## Begin Working data
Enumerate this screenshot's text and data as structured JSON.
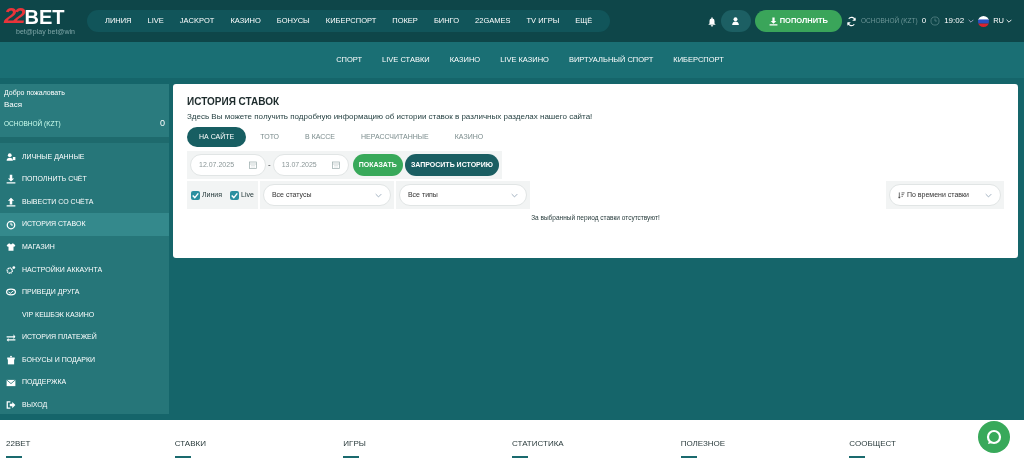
{
  "logo": {
    "digits": "22",
    "text": "BET",
    "tagline": "bet@play bet@win"
  },
  "top_nav": [
    "ЛИНИЯ",
    "LIVE",
    "JACKPOT",
    "КАЗИНО",
    "БОНУСЫ",
    "КИБЕРСПОРТ",
    "ПОКЕР",
    "БИНГО",
    "22GAMES",
    "TV ИГРЫ",
    "ЕЩЁ"
  ],
  "deposit_button": "ПОПОЛНИТЬ",
  "balance": {
    "label": "ОСНОВНОЙ (KZT)",
    "amount": "0"
  },
  "time": "19:02",
  "language": "RU",
  "sub_nav": [
    "СПОРТ",
    "LIVE СТАВКИ",
    "КАЗИНО",
    "LIVE КАЗИНО",
    "ВИРТУАЛЬНЫЙ СПОРТ",
    "КИБЕРСПОРТ"
  ],
  "sidebar": {
    "welcome": "Добро пожаловать",
    "user": "Вася",
    "account": {
      "label": "ОСНОВНОЙ (KZT)",
      "amount": "0"
    },
    "items": [
      {
        "label": "ЛИЧНЫЕ ДАННЫЕ",
        "selected": false,
        "kind": "icon"
      },
      {
        "label": "ПОПОЛНИТЬ СЧЁТ",
        "selected": false,
        "kind": "icon"
      },
      {
        "label": "ВЫВЕСТИ СО СЧЁТА",
        "selected": false,
        "kind": "icon"
      },
      {
        "label": "ИСТОРИЯ СТАВОК",
        "selected": true,
        "kind": "icon"
      },
      {
        "label": "МАГАЗИН",
        "selected": false,
        "kind": "icon"
      },
      {
        "label": "НАСТРОЙКИ АККАУНТА",
        "selected": false,
        "kind": "icon"
      },
      {
        "label": "ПРИВЕДИ ДРУГА",
        "selected": false,
        "kind": "icon"
      },
      {
        "label": "VIP КЕШБЭК КАЗИНО",
        "selected": false,
        "kind": "sub"
      },
      {
        "label": "ИСТОРИЯ ПЛАТЕЖЕЙ",
        "selected": false,
        "kind": "icon"
      },
      {
        "label": "БОНУСЫ И ПОДАРКИ",
        "selected": false,
        "kind": "icon"
      },
      {
        "label": "ПОДДЕРЖКА",
        "selected": false,
        "kind": "icon"
      },
      {
        "label": "ВЫХОД",
        "selected": false,
        "kind": "icon"
      }
    ]
  },
  "main": {
    "title": "ИСТОРИЯ СТАВОК",
    "description": "Здесь Вы можете получить подробную информацию об истории ставок в различных разделах нашего сайта!",
    "tabs": [
      {
        "label": "НА САЙТЕ",
        "selected": true
      },
      {
        "label": "ТОТО",
        "selected": false
      },
      {
        "label": "В КАССЕ",
        "selected": false
      },
      {
        "label": "НЕРАССЧИТАННЫЕ",
        "selected": false
      },
      {
        "label": "КАЗИНО",
        "selected": false
      }
    ],
    "date_from": "12.07.2025",
    "separator": "-",
    "date_to": "13.07.2025",
    "show_button": "ПОКАЗАТЬ",
    "request_button": "ЗАПРОСИТЬ ИСТОРИЮ",
    "checkboxes": [
      {
        "label": "Линия",
        "checked": true
      },
      {
        "label": "Live",
        "checked": true
      }
    ],
    "status_select": "Все статусы",
    "type_select": "Все типы",
    "sort_select": "По времени ставки",
    "empty_message": "За выбранный период ставки отсутствуют!"
  },
  "footer": [
    "22BET",
    "СТАВКИ",
    "ИГРЫ",
    "СТАТИСТИКА",
    "ПОЛЕЗНОЕ",
    "СООБЩЕСТ"
  ]
}
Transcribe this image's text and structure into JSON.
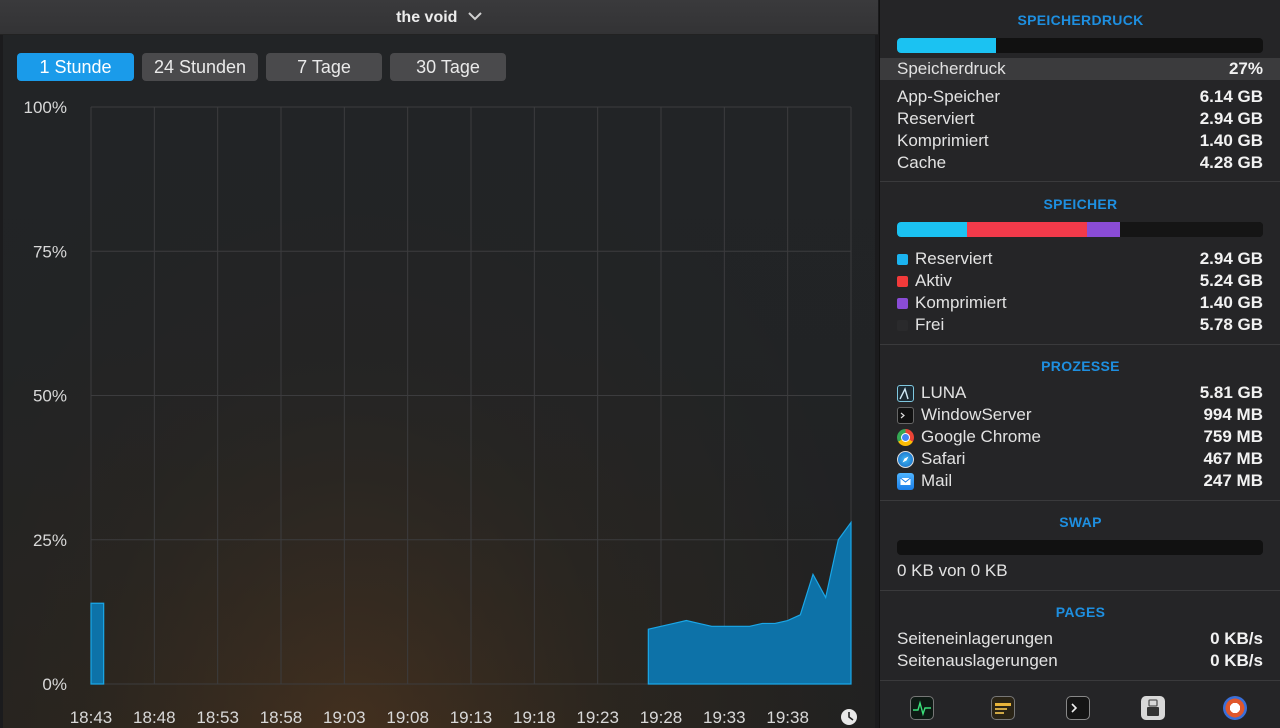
{
  "window": {
    "title": "the void"
  },
  "tabs": [
    {
      "label": "1 Stunde",
      "active": true
    },
    {
      "label": "24 Stunden",
      "active": false
    },
    {
      "label": "7 Tage",
      "active": false
    },
    {
      "label": "30 Tage",
      "active": false
    }
  ],
  "chart_data": {
    "type": "area",
    "ylim": [
      0,
      100
    ],
    "y_ticks": [
      "100%",
      "75%",
      "50%",
      "25%",
      "0%"
    ],
    "x_ticks": [
      "18:43",
      "18:48",
      "18:53",
      "18:58",
      "19:03",
      "19:08",
      "19:13",
      "19:18",
      "19:23",
      "19:28",
      "19:33",
      "19:38"
    ],
    "x_start": "18:43",
    "x_end": "19:43",
    "series": [
      {
        "color": "#0d72a8",
        "points": [
          [
            "18:43",
            14
          ],
          [
            "18:44",
            14
          ],
          [
            "19:27",
            9.5
          ],
          [
            "19:28",
            10
          ],
          [
            "19:29",
            10.5
          ],
          [
            "19:30",
            11
          ],
          [
            "19:31",
            10.5
          ],
          [
            "19:32",
            10
          ],
          [
            "19:33",
            10
          ],
          [
            "19:34",
            10
          ],
          [
            "19:35",
            10
          ],
          [
            "19:36",
            10.5
          ],
          [
            "19:37",
            10.5
          ],
          [
            "19:38",
            11
          ],
          [
            "19:39",
            12
          ],
          [
            "19:40",
            19
          ],
          [
            "19:41",
            15
          ],
          [
            "19:42",
            25
          ],
          [
            "19:43",
            28
          ]
        ]
      }
    ]
  },
  "memory_pressure": {
    "title": "SPEICHERDRUCK",
    "percent": 27,
    "label": "Speicherdruck",
    "value": "27%",
    "rows": [
      {
        "label": "App-Speicher",
        "value": "6.14 GB"
      },
      {
        "label": "Reserviert",
        "value": "2.94 GB"
      },
      {
        "label": "Komprimiert",
        "value": "1.40 GB"
      },
      {
        "label": "Cache",
        "value": "4.28 GB"
      }
    ]
  },
  "memory": {
    "title": "SPEICHER",
    "segments": [
      {
        "color": "#1bc2f2",
        "fraction": 0.19
      },
      {
        "color": "#f23a4a",
        "fraction": 0.33
      },
      {
        "color": "#8a4cd6",
        "fraction": 0.09
      },
      {
        "color": "#151515",
        "fraction": 0.39
      }
    ],
    "rows": [
      {
        "label": "Reserviert",
        "value": "2.94 GB",
        "color": "#1bb4f0"
      },
      {
        "label": "Aktiv",
        "value": "5.24 GB",
        "color": "#f23a3a"
      },
      {
        "label": "Komprimiert",
        "value": "1.40 GB",
        "color": "#8a4cd6"
      },
      {
        "label": "Frei",
        "value": "5.78 GB",
        "color": "#2a2a2c"
      }
    ]
  },
  "processes": {
    "title": "PROZESSE",
    "rows": [
      {
        "label": "LUNA",
        "value": "5.81 GB",
        "icon": "luna-app-icon"
      },
      {
        "label": "WindowServer",
        "value": "994 MB",
        "icon": "terminal-icon"
      },
      {
        "label": "Google Chrome",
        "value": "759 MB",
        "icon": "chrome-icon"
      },
      {
        "label": "Safari",
        "value": "467 MB",
        "icon": "safari-icon"
      },
      {
        "label": "Mail",
        "value": "247 MB",
        "icon": "mail-icon"
      }
    ]
  },
  "swap": {
    "title": "SWAP",
    "text": "0 KB von 0 KB",
    "fraction": 0
  },
  "pages": {
    "title": "PAGES",
    "rows": [
      {
        "label": "Seiteneinlagerungen",
        "value": "0 KB/s"
      },
      {
        "label": "Seitenauslagerungen",
        "value": "0 KB/s"
      }
    ]
  },
  "dock": [
    "activity-monitor-icon",
    "console-icon",
    "terminal-icon",
    "system-info-icon",
    "disk-utility-icon"
  ]
}
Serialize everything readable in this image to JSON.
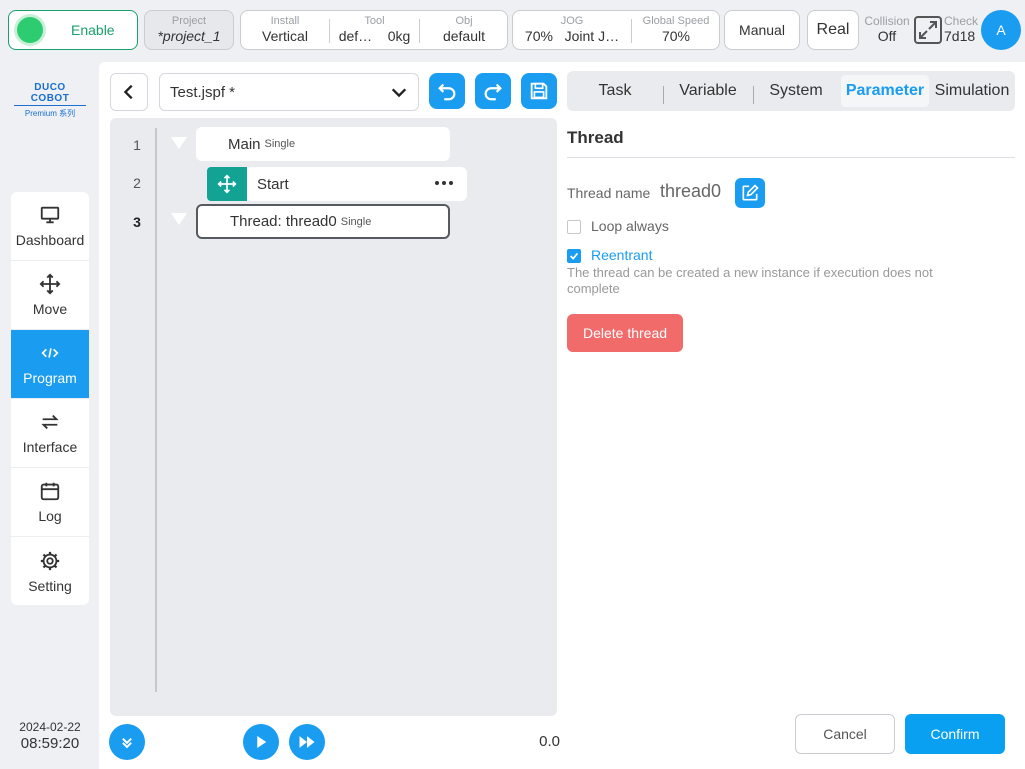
{
  "topbar": {
    "enable_label": "Enable",
    "project": {
      "label": "Project",
      "value": "*project_1"
    },
    "install": {
      "label": "Install",
      "value": "Vertical"
    },
    "tool": {
      "label": "Tool",
      "value": "def…",
      "value2": "0kg"
    },
    "obj": {
      "label": "Obj",
      "value": "default"
    },
    "jog": {
      "label": "JOG",
      "value": "70%",
      "value2": "Joint J…"
    },
    "global_speed": {
      "label": "Global Speed",
      "value": "70%"
    },
    "mode_button": "Manual",
    "real_button": "Real",
    "collision": {
      "label": "Collision",
      "value": "Off"
    },
    "check": {
      "label": "Check",
      "value": "7d18"
    },
    "avatar_letter": "A"
  },
  "brand": {
    "name": "DUCO COBOT",
    "sub": "Premium 系列"
  },
  "nav": {
    "items": [
      {
        "label": "Dashboard",
        "icon": "monitor-icon"
      },
      {
        "label": "Move",
        "icon": "move-arrows-icon"
      },
      {
        "label": "Program",
        "icon": "code-icon"
      },
      {
        "label": "Interface",
        "icon": "swap-icon"
      },
      {
        "label": "Log",
        "icon": "calendar-icon"
      },
      {
        "label": "Setting",
        "icon": "gear-icon"
      }
    ],
    "active": "Program"
  },
  "datetime": {
    "date": "2024-02-22",
    "time": "08:59:20"
  },
  "editor": {
    "file_name": "Test.jspf *",
    "tree": [
      {
        "line": "1",
        "title": "Main",
        "tag": "Single"
      },
      {
        "line": "2",
        "title": "Start"
      },
      {
        "line": "3",
        "title": "Thread: thread0",
        "tag": "Single"
      }
    ],
    "speed_value": "0.0"
  },
  "tabs": [
    "Task",
    "Variable",
    "System",
    "Parameter",
    "Simulation"
  ],
  "active_tab": "Parameter",
  "param": {
    "title": "Thread",
    "thread_name_label": "Thread name",
    "thread_name_value": "thread0",
    "loop_always_label": "Loop always",
    "loop_always_checked": false,
    "reentrant_label": "Reentrant",
    "reentrant_checked": true,
    "reentrant_desc": "The thread can be created a new instance if execution does not complete",
    "delete_label": "Delete thread"
  },
  "footer": {
    "cancel": "Cancel",
    "confirm": "Confirm"
  },
  "colors": {
    "accent": "#1a9cf0",
    "enable": "#1aa06d",
    "danger": "#f26b6b",
    "teal": "#12a394"
  }
}
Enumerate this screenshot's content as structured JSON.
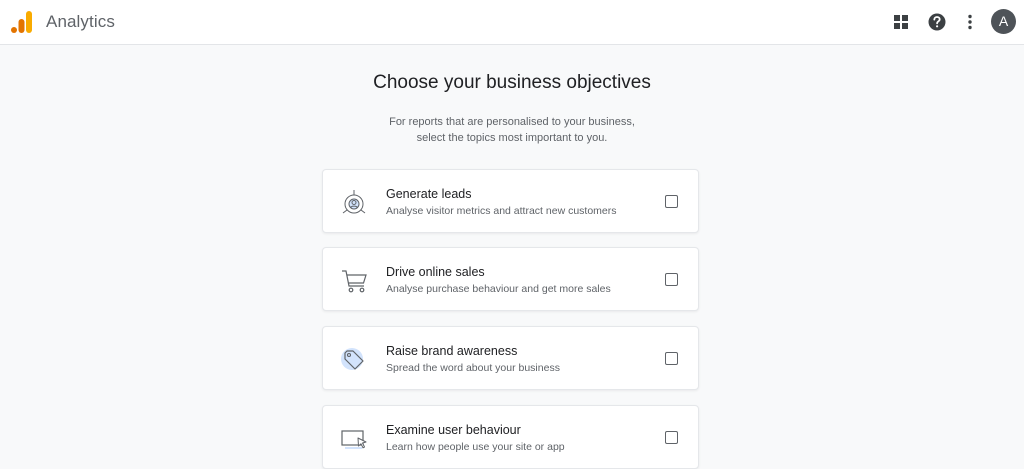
## End Working data
• What you should do
Which lines hold the word "this"? Copy every one of them.

• The response
Enumerate this screenshot's text and data as structured JSON.
Transcribe this image's text and structure into JSON.
Serialize everything readable in this image to JSON.
Enumerate this screenshot's content as structured JSON.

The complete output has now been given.